Extracts from a graphics dataset
- - -

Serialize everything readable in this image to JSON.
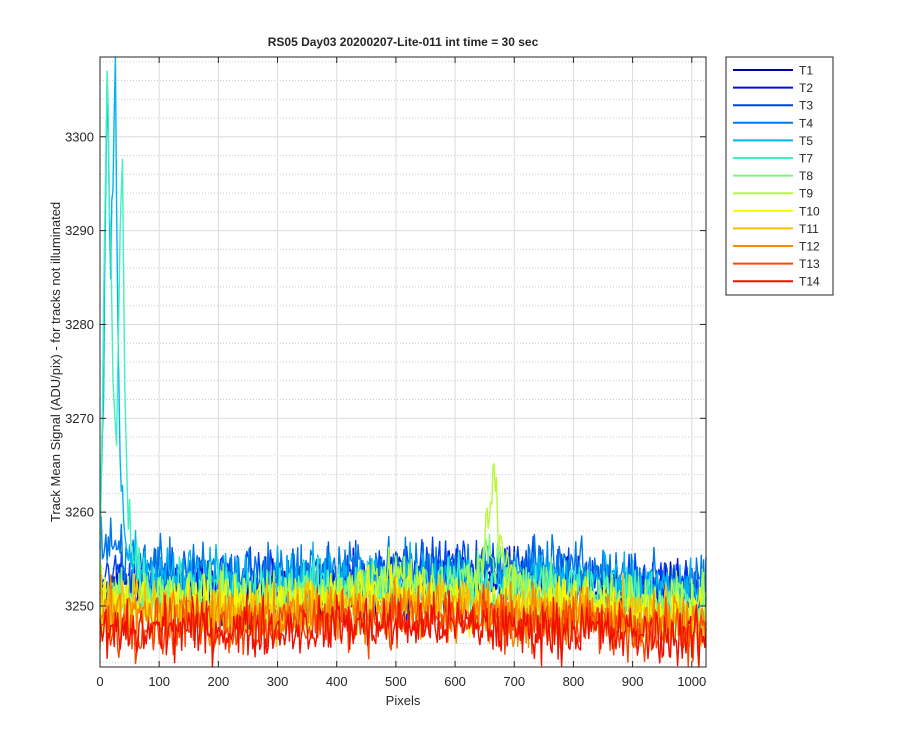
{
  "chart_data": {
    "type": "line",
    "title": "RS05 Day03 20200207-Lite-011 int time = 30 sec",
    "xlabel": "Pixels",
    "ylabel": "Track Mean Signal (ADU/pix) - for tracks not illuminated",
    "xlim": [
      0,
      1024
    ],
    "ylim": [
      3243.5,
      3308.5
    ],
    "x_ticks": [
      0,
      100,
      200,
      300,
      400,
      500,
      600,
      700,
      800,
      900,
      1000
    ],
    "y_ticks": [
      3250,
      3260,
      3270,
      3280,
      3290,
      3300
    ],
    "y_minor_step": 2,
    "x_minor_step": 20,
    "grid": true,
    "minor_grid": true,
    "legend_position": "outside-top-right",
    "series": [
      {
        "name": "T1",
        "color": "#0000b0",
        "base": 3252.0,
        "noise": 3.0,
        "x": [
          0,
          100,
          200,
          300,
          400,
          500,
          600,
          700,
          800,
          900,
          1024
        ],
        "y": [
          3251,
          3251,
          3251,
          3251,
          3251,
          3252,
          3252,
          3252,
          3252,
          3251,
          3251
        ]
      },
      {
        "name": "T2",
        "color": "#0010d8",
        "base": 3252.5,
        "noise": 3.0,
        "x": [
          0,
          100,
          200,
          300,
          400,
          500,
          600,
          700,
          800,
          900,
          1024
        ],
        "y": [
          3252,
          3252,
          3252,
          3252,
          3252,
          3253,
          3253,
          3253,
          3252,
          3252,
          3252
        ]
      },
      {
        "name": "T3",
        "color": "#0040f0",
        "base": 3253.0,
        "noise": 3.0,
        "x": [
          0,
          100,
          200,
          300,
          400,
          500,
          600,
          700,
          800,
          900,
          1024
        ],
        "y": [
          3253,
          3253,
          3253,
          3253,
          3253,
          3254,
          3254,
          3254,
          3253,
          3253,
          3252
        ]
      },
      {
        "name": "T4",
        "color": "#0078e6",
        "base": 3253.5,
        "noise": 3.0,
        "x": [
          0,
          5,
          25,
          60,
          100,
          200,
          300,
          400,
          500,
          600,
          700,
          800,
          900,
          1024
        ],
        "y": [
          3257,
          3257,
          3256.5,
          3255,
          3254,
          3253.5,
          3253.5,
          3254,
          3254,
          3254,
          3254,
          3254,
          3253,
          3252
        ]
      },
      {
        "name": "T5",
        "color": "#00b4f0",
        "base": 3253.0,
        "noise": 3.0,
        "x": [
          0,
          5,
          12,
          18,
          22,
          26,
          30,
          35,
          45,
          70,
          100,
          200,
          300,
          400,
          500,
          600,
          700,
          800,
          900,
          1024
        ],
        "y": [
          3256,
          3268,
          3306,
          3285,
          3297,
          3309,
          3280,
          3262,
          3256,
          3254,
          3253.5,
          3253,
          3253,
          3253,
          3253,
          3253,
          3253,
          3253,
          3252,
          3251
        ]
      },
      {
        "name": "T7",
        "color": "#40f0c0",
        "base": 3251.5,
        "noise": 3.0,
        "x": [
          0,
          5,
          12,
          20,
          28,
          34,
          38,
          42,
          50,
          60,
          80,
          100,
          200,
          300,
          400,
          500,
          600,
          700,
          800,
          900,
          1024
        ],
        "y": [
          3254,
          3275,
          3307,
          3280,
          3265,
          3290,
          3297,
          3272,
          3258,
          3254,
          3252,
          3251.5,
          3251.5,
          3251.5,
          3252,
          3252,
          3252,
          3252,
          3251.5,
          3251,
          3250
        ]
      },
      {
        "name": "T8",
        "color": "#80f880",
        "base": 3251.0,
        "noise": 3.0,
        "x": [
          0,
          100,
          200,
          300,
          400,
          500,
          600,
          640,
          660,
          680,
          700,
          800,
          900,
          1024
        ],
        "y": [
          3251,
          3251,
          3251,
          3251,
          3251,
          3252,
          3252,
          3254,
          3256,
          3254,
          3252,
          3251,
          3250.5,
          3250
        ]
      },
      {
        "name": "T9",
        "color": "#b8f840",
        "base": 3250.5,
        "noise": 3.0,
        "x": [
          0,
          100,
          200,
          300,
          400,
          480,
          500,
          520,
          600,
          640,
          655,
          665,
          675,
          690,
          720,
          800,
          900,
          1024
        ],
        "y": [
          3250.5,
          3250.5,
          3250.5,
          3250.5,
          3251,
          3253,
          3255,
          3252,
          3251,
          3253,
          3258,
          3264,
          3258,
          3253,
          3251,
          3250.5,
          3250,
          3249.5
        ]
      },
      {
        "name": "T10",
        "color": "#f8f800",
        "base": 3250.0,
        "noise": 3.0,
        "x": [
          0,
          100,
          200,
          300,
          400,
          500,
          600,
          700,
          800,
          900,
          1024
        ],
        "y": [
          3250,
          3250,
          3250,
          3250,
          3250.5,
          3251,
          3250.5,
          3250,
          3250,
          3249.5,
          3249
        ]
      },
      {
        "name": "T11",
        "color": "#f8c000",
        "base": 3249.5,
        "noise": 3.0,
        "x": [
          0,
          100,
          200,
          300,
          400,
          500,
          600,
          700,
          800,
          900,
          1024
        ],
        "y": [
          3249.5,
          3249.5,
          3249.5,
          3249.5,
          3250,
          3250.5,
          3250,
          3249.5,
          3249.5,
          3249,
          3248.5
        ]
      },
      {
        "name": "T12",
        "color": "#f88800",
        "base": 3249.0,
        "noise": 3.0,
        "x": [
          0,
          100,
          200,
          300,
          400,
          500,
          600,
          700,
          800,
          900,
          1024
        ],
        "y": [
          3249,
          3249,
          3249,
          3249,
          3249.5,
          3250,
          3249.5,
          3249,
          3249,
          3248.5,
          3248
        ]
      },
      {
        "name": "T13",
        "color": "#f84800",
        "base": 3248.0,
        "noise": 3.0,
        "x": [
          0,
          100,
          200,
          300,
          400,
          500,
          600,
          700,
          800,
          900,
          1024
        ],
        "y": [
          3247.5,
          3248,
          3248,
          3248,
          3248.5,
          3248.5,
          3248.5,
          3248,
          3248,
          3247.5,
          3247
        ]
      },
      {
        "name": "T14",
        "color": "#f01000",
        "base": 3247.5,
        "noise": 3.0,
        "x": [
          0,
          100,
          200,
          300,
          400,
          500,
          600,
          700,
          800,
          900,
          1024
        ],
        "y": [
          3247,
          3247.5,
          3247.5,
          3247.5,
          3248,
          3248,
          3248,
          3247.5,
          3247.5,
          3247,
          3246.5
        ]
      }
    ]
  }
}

- - -

▶ _DIRECTIONS FOR THIS TASK_
Make an exact copy of all entries above, dropping the images.

▶ _EXERCISE RESULT_
Serialize everything readable in this image to JSON.
{
  "chart_data": {
    "type": "line",
    "title": "RS05 Day03 20200207-Lite-011 int time = 30 sec",
    "xlabel": "Pixels",
    "ylabel": "Track Mean Signal (ADU/pix) - for tracks not illuminated",
    "xlim": [
      0,
      1024
    ],
    "ylim": [
      3243.5,
      3308.5
    ],
    "x_ticks": [
      0,
      100,
      200,
      300,
      400,
      500,
      600,
      700,
      800,
      900,
      1000
    ],
    "y_ticks": [
      3250,
      3260,
      3270,
      3280,
      3290,
      3300
    ],
    "y_minor_step": 2,
    "x_minor_step": 20,
    "grid": true,
    "minor_grid": true,
    "legend_position": "outside-top-right",
    "series": [
      {
        "name": "T1",
        "color": "#0000b0",
        "base": 3252.0,
        "noise": 3.0,
        "x": [
          0,
          100,
          200,
          300,
          400,
          500,
          600,
          700,
          800,
          900,
          1024
        ],
        "y": [
          3251,
          3251,
          3251,
          3251,
          3251,
          3252,
          3252,
          3252,
          3252,
          3251,
          3251
        ]
      },
      {
        "name": "T2",
        "color": "#0010d8",
        "base": 3252.5,
        "noise": 3.0,
        "x": [
          0,
          100,
          200,
          300,
          400,
          500,
          600,
          700,
          800,
          900,
          1024
        ],
        "y": [
          3252,
          3252,
          3252,
          3252,
          3252,
          3253,
          3253,
          3253,
          3252,
          3252,
          3252
        ]
      },
      {
        "name": "T3",
        "color": "#0040f0",
        "base": 3253.0,
        "noise": 3.0,
        "x": [
          0,
          100,
          200,
          300,
          400,
          500,
          600,
          700,
          800,
          900,
          1024
        ],
        "y": [
          3253,
          3253,
          3253,
          3253,
          3253,
          3254,
          3254,
          3254,
          3253,
          3253,
          3252
        ]
      },
      {
        "name": "T4",
        "color": "#0078e6",
        "base": 3253.5,
        "noise": 3.0,
        "x": [
          0,
          5,
          25,
          60,
          100,
          200,
          300,
          400,
          500,
          600,
          700,
          800,
          900,
          1024
        ],
        "y": [
          3257,
          3257,
          3256.5,
          3255,
          3254,
          3253.5,
          3253.5,
          3254,
          3254,
          3254,
          3254,
          3254,
          3253,
          3252
        ]
      },
      {
        "name": "T5",
        "color": "#00b4f0",
        "base": 3253.0,
        "noise": 3.0,
        "x": [
          0,
          5,
          12,
          18,
          22,
          26,
          30,
          35,
          45,
          70,
          100,
          200,
          300,
          400,
          500,
          600,
          700,
          800,
          900,
          1024
        ],
        "y": [
          3256,
          3268,
          3306,
          3285,
          3297,
          3309,
          3280,
          3262,
          3256,
          3254,
          3253.5,
          3253,
          3253,
          3253,
          3253,
          3253,
          3253,
          3253,
          3252,
          3251
        ]
      },
      {
        "name": "T7",
        "color": "#40f0c0",
        "base": 3251.5,
        "noise": 3.0,
        "x": [
          0,
          5,
          12,
          20,
          28,
          34,
          38,
          42,
          50,
          60,
          80,
          100,
          200,
          300,
          400,
          500,
          600,
          700,
          800,
          900,
          1024
        ],
        "y": [
          3254,
          3275,
          3307,
          3280,
          3265,
          3290,
          3297,
          3272,
          3258,
          3254,
          3252,
          3251.5,
          3251.5,
          3251.5,
          3252,
          3252,
          3252,
          3252,
          3251.5,
          3251,
          3250
        ]
      },
      {
        "name": "T8",
        "color": "#80f880",
        "base": 3251.0,
        "noise": 3.0,
        "x": [
          0,
          100,
          200,
          300,
          400,
          500,
          600,
          640,
          660,
          680,
          700,
          800,
          900,
          1024
        ],
        "y": [
          3251,
          3251,
          3251,
          3251,
          3251,
          3252,
          3252,
          3254,
          3256,
          3254,
          3252,
          3251,
          3250.5,
          3250
        ]
      },
      {
        "name": "T9",
        "color": "#b8f840",
        "base": 3250.5,
        "noise": 3.0,
        "x": [
          0,
          100,
          200,
          300,
          400,
          480,
          500,
          520,
          600,
          640,
          655,
          665,
          675,
          690,
          720,
          800,
          900,
          1024
        ],
        "y": [
          3250.5,
          3250.5,
          3250.5,
          3250.5,
          3251,
          3253,
          3255,
          3252,
          3251,
          3253,
          3258,
          3264,
          3258,
          3253,
          3251,
          3250.5,
          3250,
          3249.5
        ]
      },
      {
        "name": "T10",
        "color": "#f8f800",
        "base": 3250.0,
        "noise": 3.0,
        "x": [
          0,
          100,
          200,
          300,
          400,
          500,
          600,
          700,
          800,
          900,
          1024
        ],
        "y": [
          3250,
          3250,
          3250,
          3250,
          3250.5,
          3251,
          3250.5,
          3250,
          3250,
          3249.5,
          3249
        ]
      },
      {
        "name": "T11",
        "color": "#f8c000",
        "base": 3249.5,
        "noise": 3.0,
        "x": [
          0,
          100,
          200,
          300,
          400,
          500,
          600,
          700,
          800,
          900,
          1024
        ],
        "y": [
          3249.5,
          3249.5,
          3249.5,
          3249.5,
          3250,
          3250.5,
          3250,
          3249.5,
          3249.5,
          3249,
          3248.5
        ]
      },
      {
        "name": "T12",
        "color": "#f88800",
        "base": 3249.0,
        "noise": 3.0,
        "x": [
          0,
          100,
          200,
          300,
          400,
          500,
          600,
          700,
          800,
          900,
          1024
        ],
        "y": [
          3249,
          3249,
          3249,
          3249,
          3249.5,
          3250,
          3249.5,
          3249,
          3249,
          3248.5,
          3248
        ]
      },
      {
        "name": "T13",
        "color": "#f84800",
        "base": 3248.0,
        "noise": 3.0,
        "x": [
          0,
          100,
          200,
          300,
          400,
          500,
          600,
          700,
          800,
          900,
          1024
        ],
        "y": [
          3247.5,
          3248,
          3248,
          3248,
          3248.5,
          3248.5,
          3248.5,
          3248,
          3248,
          3247.5,
          3247
        ]
      },
      {
        "name": "T14",
        "color": "#f01000",
        "base": 3247.5,
        "noise": 3.0,
        "x": [
          0,
          100,
          200,
          300,
          400,
          500,
          600,
          700,
          800,
          900,
          1024
        ],
        "y": [
          3247,
          3247.5,
          3247.5,
          3247.5,
          3248,
          3248,
          3248,
          3247.5,
          3247.5,
          3247,
          3246.5
        ]
      }
    ]
  }
}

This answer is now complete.